Copy every line of the records below where the word "ratio" occurs.

#### [Extracted data entries]
* Begin *
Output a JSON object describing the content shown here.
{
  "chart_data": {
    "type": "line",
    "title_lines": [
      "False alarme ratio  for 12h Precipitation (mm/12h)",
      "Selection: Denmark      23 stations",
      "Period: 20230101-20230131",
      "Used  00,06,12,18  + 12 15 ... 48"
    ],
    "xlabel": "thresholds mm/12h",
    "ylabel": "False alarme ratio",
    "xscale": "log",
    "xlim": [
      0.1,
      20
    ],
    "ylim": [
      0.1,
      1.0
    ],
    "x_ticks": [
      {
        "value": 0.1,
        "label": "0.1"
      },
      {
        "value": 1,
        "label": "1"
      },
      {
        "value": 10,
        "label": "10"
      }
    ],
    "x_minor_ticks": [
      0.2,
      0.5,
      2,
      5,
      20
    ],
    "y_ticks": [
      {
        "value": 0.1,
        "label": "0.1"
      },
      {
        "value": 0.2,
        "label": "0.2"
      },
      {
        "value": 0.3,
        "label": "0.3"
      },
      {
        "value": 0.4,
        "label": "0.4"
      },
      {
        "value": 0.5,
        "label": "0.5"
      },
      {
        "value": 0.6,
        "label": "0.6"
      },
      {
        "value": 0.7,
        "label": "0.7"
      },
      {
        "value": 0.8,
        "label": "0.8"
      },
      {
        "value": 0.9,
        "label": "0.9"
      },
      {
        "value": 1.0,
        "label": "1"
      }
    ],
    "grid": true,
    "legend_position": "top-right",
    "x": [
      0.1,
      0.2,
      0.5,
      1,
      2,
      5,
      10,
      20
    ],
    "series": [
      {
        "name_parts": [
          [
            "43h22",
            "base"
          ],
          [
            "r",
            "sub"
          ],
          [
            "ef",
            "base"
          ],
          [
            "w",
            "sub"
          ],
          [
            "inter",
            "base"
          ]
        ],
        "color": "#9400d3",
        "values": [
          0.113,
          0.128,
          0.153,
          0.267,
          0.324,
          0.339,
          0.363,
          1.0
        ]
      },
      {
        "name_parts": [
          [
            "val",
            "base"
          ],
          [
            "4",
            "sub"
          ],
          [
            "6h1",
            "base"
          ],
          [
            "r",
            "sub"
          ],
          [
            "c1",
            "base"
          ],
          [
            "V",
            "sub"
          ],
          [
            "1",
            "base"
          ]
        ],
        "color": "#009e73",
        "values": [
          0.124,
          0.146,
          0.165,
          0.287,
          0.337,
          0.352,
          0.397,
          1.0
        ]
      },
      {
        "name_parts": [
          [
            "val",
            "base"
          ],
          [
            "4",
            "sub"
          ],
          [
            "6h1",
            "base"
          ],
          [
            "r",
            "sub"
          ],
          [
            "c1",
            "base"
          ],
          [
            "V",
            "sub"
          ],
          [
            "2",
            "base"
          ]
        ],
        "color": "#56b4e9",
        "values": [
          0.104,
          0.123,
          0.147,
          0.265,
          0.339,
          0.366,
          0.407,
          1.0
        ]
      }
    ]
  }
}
* End *
#### [Reply to the exercise]
      "False alarme ratio  for 12h Precipitation (mm/12h)",
    "ylabel": "False alarme ratio",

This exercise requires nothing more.